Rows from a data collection
........

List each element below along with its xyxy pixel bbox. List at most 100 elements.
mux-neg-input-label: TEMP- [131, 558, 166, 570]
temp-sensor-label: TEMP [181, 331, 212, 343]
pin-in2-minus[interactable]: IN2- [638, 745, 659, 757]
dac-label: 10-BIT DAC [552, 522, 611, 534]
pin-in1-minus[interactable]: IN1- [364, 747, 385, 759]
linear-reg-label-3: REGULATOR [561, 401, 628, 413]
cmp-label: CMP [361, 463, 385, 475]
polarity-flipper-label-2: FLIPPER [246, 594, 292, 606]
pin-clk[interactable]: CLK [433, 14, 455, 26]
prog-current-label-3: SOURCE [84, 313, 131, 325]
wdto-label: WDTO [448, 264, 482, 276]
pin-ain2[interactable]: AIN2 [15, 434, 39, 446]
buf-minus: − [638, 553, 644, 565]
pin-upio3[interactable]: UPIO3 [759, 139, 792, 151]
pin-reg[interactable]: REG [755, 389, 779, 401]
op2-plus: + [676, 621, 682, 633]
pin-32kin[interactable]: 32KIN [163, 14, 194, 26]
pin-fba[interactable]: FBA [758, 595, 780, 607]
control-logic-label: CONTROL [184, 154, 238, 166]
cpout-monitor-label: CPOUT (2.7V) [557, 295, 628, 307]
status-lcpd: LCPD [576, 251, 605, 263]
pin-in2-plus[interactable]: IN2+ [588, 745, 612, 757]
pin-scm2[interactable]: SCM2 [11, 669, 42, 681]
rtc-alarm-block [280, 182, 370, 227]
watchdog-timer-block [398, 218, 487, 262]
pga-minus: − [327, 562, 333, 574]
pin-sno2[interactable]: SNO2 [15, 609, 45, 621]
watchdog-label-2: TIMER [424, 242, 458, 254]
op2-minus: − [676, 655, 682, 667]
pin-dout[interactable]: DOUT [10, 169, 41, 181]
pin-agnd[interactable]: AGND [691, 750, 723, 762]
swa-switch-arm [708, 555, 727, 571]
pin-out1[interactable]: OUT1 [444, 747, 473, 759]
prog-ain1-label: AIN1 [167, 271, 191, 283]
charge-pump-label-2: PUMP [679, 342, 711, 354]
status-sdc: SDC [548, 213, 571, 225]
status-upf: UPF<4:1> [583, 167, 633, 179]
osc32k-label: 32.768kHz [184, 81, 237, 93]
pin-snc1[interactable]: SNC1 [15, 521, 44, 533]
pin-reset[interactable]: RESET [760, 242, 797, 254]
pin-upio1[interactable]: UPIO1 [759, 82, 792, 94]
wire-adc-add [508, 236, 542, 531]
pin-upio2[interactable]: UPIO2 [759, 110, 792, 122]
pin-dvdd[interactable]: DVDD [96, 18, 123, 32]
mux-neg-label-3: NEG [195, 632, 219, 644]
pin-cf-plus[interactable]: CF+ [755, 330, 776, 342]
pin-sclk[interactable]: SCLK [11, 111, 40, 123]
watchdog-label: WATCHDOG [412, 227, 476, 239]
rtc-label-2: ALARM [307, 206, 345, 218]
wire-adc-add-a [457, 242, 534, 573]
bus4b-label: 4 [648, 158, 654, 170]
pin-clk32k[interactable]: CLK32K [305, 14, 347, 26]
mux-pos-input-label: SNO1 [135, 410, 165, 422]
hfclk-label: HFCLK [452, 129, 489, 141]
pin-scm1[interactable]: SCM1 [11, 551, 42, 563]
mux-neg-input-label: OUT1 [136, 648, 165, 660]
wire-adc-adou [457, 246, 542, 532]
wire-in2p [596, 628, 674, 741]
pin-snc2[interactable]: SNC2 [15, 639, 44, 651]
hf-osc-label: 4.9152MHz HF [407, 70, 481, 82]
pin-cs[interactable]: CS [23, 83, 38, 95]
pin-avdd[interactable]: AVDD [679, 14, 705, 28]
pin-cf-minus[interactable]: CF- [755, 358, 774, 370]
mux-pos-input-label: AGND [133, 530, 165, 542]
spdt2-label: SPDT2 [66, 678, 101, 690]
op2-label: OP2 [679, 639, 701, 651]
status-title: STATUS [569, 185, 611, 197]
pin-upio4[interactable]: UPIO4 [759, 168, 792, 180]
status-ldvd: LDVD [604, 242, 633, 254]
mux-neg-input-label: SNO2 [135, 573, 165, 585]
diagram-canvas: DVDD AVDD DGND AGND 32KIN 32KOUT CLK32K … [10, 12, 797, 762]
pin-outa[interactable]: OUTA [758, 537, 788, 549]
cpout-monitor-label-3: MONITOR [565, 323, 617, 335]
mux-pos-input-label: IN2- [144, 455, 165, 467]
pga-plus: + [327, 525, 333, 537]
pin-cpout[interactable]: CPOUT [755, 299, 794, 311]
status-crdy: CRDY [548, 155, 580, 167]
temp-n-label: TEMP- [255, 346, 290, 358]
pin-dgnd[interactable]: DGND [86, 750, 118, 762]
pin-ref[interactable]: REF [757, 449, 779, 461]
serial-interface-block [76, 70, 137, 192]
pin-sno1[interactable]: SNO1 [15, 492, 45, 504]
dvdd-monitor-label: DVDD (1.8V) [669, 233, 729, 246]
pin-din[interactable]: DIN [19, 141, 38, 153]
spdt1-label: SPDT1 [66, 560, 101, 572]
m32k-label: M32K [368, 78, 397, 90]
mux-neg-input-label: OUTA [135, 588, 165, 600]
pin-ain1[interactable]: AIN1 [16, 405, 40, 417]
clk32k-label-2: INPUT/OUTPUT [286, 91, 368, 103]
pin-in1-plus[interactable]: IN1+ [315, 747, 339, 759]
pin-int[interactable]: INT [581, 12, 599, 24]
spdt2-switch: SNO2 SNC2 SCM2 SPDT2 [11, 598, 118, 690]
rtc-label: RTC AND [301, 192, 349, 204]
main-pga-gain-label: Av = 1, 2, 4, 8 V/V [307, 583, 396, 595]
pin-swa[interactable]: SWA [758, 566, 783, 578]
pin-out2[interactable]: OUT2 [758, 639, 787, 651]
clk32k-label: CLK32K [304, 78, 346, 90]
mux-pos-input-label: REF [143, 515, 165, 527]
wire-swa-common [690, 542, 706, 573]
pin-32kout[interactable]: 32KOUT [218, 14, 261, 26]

........

**SET TASK:** Write out the rows word for word, starting at the first one and ending with the line that contains "pin-32kin[interactable]: 32KIN [163, 14, 194, 26]", including that line.

**EXERCISE RESPONSE:**
List each element below along with its xyxy pixel bbox. List at most 100 elements.
mux-neg-input-label: TEMP- [131, 558, 166, 570]
temp-sensor-label: TEMP [181, 331, 212, 343]
pin-in2-minus[interactable]: IN2- [638, 745, 659, 757]
dac-label: 10-BIT DAC [552, 522, 611, 534]
pin-in1-minus[interactable]: IN1- [364, 747, 385, 759]
linear-reg-label-3: REGULATOR [561, 401, 628, 413]
cmp-label: CMP [361, 463, 385, 475]
polarity-flipper-label-2: FLIPPER [246, 594, 292, 606]
pin-clk[interactable]: CLK [433, 14, 455, 26]
prog-current-label-3: SOURCE [84, 313, 131, 325]
wdto-label: WDTO [448, 264, 482, 276]
pin-ain2[interactable]: AIN2 [15, 434, 39, 446]
buf-minus: − [638, 553, 644, 565]
pin-upio3[interactable]: UPIO3 [759, 139, 792, 151]
pin-reg[interactable]: REG [755, 389, 779, 401]
op2-plus: + [676, 621, 682, 633]
pin-32kin[interactable]: 32KIN [163, 14, 194, 26]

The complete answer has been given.